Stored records
>>
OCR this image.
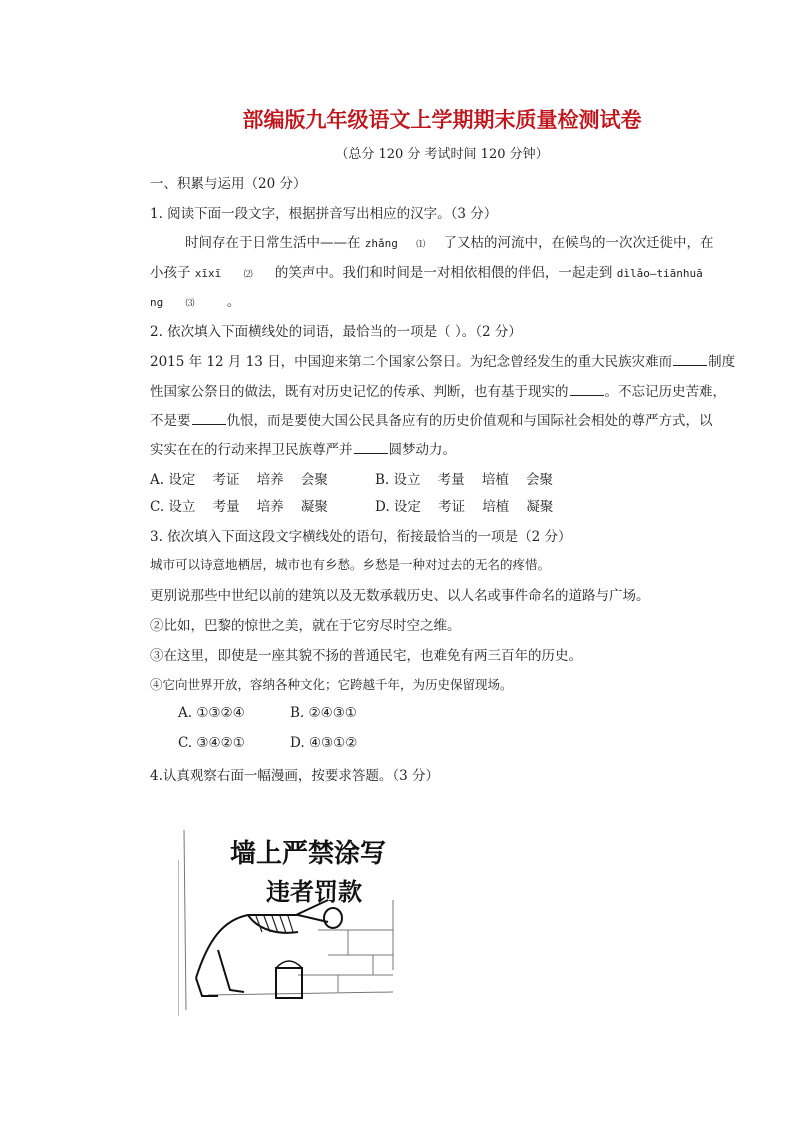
部编版九年级语文上学期期末质量检测试卷
（总分 120 分 考试时间 120 分钟）
一、积累与运用（20 分）
1. 阅读下面一段文字，根据拼音写出相应的汉字。（3 分）
时间存在于日常生活中——在 zhǎng ⑴ 了又枯的河流中，在候鸟的一次次迁徙中，在
小孩子 xīxī ⑵ 的笑声中。我们和时间是一对相依相偎的伴侣，一起走到 dìlǎo—tiānhuā
ng ⑶ 。
2. 依次填入下面横线处的词语，最恰当的一项是（ ）。（2 分）
2015 年 12 月 13 日，中国迎来第二个国家公祭日。为纪念曾经发生的重大民族灾难而	制度
性国家公祭日的做法，既有对历史记忆的传承、判断，也有基于现实的	。不忘记历史苦难，
不是要	仇恨，而是要使大国公民具备应有的历史价值观和与国际社会相处的尊严方式，以
实实在在的行动来捍卫民族尊严并	圆梦动力。
A. 设定    考证    培养    会聚	B. 设立    考量    培植    会聚
C. 设立    考量    培养    凝聚	D. 设定    考证    培植    凝聚
3. 依次填入下面这段文字横线处的语句，衔接最恰当的一项是（2 分）
城市可以诗意地栖居，城市也有乡愁。乡愁是一种对过去的无名的疼惜。
更别说那些中世纪以前的建筑以及无数承载历史、以人名或事件命名的道路与广场。
②比如，巴黎的惊世之美，就在于它穷尽时空之维。
③在这里，即使是一座其貌不扬的普通民宅，也难免有两三百年的历史。
④它向世界开放，容纳各种文化；它跨越千年，为历史保留现场。
A. ①③②④	B. ②④③①
C. ③④②①	D. ④③①②
4.认真观察右面一幅漫画，按要求答题。（3 分）
墙上严禁涂写
违者罚款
<<
**Instructions to follow:**
Pictures excluded, quote all the data above exactly.

**Solution for this exercise:**
OCR this image.
部编版九年级语文上学期期末质量检测试卷
（总分 120 分 考试时间 120 分钟）
一、积累与运用（20 分）
1. 阅读下面一段文字，根据拼音写出相应的汉字。（3 分）
时间存在于日常生活中——在 zhǎng ⑴ 了又枯的河流中，在候鸟的一次次迁徙中，在
小孩子 xīxī ⑵ 的笑声中。我们和时间是一对相依相偎的伴侣，一起走到 dìlǎo—tiānhuā
ng ⑶ 。
2. 依次填入下面横线处的词语，最恰当的一项是（ ）。（2 分）
2015 年 12 月 13 日，中国迎来第二个国家公祭日。为纪念曾经发生的重大民族灾难而	制度
性国家公祭日的做法，既有对历史记忆的传承、判断，也有基于现实的	。不忘记历史苦难，
不是要	仇恨，而是要使大国公民具备应有的历史价值观和与国际社会相处的尊严方式，以
实实在在的行动来捍卫民族尊严并	圆梦动力。
A. 设定    考证    培养    会聚	B. 设立    考量    培植    会聚
C. 设立    考量    培养    凝聚	D. 设定    考证    培植    凝聚
3. 依次填入下面这段文字横线处的语句，衔接最恰当的一项是（2 分）
城市可以诗意地栖居，城市也有乡愁。乡愁是一种对过去的无名的疼惜。
更别说那些中世纪以前的建筑以及无数承载历史、以人名或事件命名的道路与广场。
②比如，巴黎的惊世之美，就在于它穷尽时空之维。
③在这里，即使是一座其貌不扬的普通民宅，也难免有两三百年的历史。
④它向世界开放，容纳各种文化；它跨越千年，为历史保留现场。
A. ①③②④	B. ②④③①
C. ③④②①	D. ④③①②
4.认真观察右面一幅漫画，按要求答题。（3 分）
墙上严禁涂写
违者罚款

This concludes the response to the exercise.